## begin DATA IN THIS EXERCISE

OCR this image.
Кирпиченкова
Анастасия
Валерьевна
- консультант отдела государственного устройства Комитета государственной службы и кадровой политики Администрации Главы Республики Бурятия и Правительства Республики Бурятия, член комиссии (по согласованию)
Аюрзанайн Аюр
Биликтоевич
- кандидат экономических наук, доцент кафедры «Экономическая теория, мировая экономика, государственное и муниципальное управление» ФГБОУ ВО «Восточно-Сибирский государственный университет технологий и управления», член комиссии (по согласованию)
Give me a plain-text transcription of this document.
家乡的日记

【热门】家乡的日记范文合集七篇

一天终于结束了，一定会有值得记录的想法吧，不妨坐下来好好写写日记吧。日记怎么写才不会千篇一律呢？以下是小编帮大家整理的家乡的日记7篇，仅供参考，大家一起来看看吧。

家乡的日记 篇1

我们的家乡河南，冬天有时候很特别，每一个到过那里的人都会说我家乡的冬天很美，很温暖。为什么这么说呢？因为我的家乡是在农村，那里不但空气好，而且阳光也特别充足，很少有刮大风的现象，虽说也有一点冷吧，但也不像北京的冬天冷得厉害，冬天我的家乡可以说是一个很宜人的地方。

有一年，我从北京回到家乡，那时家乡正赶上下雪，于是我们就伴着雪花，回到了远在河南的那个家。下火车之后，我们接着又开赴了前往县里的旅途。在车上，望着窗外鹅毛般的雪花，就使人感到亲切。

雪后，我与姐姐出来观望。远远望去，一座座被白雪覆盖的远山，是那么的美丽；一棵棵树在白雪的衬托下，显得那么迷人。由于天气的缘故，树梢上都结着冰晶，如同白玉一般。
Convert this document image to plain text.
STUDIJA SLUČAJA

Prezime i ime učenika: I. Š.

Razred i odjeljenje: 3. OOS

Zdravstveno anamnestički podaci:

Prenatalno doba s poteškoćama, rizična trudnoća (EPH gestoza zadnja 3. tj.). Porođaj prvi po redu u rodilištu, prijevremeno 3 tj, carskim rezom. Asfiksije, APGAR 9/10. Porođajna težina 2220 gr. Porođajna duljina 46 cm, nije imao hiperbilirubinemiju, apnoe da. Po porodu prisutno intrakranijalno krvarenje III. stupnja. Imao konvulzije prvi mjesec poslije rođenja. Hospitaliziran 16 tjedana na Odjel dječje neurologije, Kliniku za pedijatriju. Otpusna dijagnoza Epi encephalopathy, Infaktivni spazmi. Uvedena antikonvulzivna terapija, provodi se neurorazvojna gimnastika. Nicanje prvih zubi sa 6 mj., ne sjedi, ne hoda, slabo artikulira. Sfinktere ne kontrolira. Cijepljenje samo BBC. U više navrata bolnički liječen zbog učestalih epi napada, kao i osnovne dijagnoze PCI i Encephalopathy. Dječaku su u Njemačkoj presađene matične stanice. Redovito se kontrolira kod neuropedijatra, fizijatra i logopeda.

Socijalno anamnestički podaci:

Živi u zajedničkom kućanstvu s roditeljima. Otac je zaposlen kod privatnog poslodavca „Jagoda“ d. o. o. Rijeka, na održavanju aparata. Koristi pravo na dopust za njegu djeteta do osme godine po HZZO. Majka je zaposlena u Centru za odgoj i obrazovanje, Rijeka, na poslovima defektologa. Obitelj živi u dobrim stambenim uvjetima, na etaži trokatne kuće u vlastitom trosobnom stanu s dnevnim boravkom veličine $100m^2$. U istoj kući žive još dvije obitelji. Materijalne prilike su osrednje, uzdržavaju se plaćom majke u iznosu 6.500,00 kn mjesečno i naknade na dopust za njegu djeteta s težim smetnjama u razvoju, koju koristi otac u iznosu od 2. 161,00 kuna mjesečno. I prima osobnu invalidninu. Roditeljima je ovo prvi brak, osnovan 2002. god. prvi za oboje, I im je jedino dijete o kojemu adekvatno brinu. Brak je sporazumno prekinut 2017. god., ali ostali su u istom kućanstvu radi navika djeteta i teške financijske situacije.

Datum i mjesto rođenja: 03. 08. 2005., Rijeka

## end DATA IN THIS EXERCISE

▶ AIM
All entries shown above should be printed again exactly.

▶ WORKED SOLUTION
OCR this image.
Кирпиченкова
Анастасия
Валерьевна
- консультант отдела государственного устройства Комитета государственной службы и кадровой политики Администрации Главы Республики Бурятия и Правительства Республики Бурятия, член комиссии (по согласованию)
Аюрзанайн Аюр
Биликтоевич
- кандидат экономических наук, доцент кафедры «Экономическая теория, мировая экономика, государственное и муниципальное управление» ФГБОУ ВО «Восточно-Сибирский государственный университет технологий и управления», член комиссии (по согласованию)
Give me a plain-text transcription of this document.
家乡的日记

【热门】家乡的日记范文合集七篇

一天终于结束了，一定会有值得记录的想法吧，不妨坐下来好好写写日记吧。日记怎么写才不会千篇一律呢？以下是小编帮大家整理的家乡的日记7篇，仅供参考，大家一起来看看吧。

家乡的日记 篇1

我们的家乡河南，冬天有时候很特别，每一个到过那里的人都会说我家乡的冬天很美，很温暖。为什么这么说呢？因为我的家乡是在农村，那里不但空气好，而且阳光也特别充足，很少有刮大风的现象，虽说也有一点冷吧，但也不像北京的冬天冷得厉害，冬天我的家乡可以说是一个很宜人的地方。

有一年，我从北京回到家乡，那时家乡正赶上下雪，于是我们就伴着雪花，回到了远在河南的那个家。下火车之后，我们接着又开赴了前往县里的旅途。在车上，望着窗外鹅毛般的雪花，就使人感到亲切。

雪后，我与姐姐出来观望。远远望去，一座座被白雪覆盖的远山，是那么的美丽；一棵棵树在白雪的衬托下，显得那么迷人。由于天气的缘故，树梢上都结着冰晶，如同白玉一般。
Convert this document image to plain text.
STUDIJA SLUČAJA

Prezime i ime učenika: I. Š.

Razred i odjeljenje: 3. OOS

Zdravstveno anamnestički podaci:

Prenatalno doba s poteškoćama, rizična trudnoća (EPH gestoza zadnja 3. tj.). Porođaj prvi po redu u rodilištu, prijevremeno 3 tj, carskim rezom. Asfiksije, APGAR 9/10. Porođajna težina 2220 gr. Porođajna duljina 46 cm, nije imao hiperbilirubinemiju, apnoe da. Po porodu prisutno intrakranijalno krvarenje III. stupnja. Imao konvulzije prvi mjesec poslije rođenja. Hospitaliziran 16 tjedana na Odjel dječje neurologije, Kliniku za pedijatriju. Otpusna dijagnoza Epi encephalopathy, Infaktivni spazmi. Uvedena antikonvulzivna terapija, provodi se neurorazvojna gimnastika. Nicanje prvih zubi sa 6 mj., ne sjedi, ne hoda, slabo artikulira. Sfinktere ne kontrolira. Cijepljenje samo BBC. U više navrata bolnički liječen zbog učestalih epi napada, kao i osnovne dijagnoze PCI i Encephalopathy. Dječaku su u Njemačkoj presađene matične stanice. Redovito se kontrolira kod neuropedijatra, fizijatra i logopeda.

Socijalno anamnestički podaci:

Živi u zajedničkom kućanstvu s roditeljima. Otac je zaposlen kod privatnog poslodavca „Jagoda“ d. o. o. Rijeka, na održavanju aparata. Koristi pravo na dopust za njegu djeteta do osme godine po HZZO. Majka je zaposlena u Centru za odgoj i obrazovanje, Rijeka, na poslovima defektologa. Obitelj živi u dobrim stambenim uvjetima, na etaži trokatne kuće u vlastitom trosobnom stanu s dnevnim boravkom veličine $100m^2$. U istoj kući žive još dvije obitelji. Materijalne prilike su osrednje, uzdržavaju se plaćom majke u iznosu 6.500,00 kn mjesečno i naknade na dopust za njegu djeteta s težim smetnjama u razvoju, koju koristi otac u iznosu od 2. 161,00 kuna mjesečno. I prima osobnu invalidninu. Roditeljima je ovo prvi brak, osnovan 2002. god. prvi za oboje, I im je jedino dijete o kojemu adekvatno brinu. Brak je sporazumno prekinut 2017. god., ali ostali su u istom kućanstvu radi navika djeteta i teške financijske situacije.

Datum i mjesto rođenja: 03. 08. 2005., Rijeka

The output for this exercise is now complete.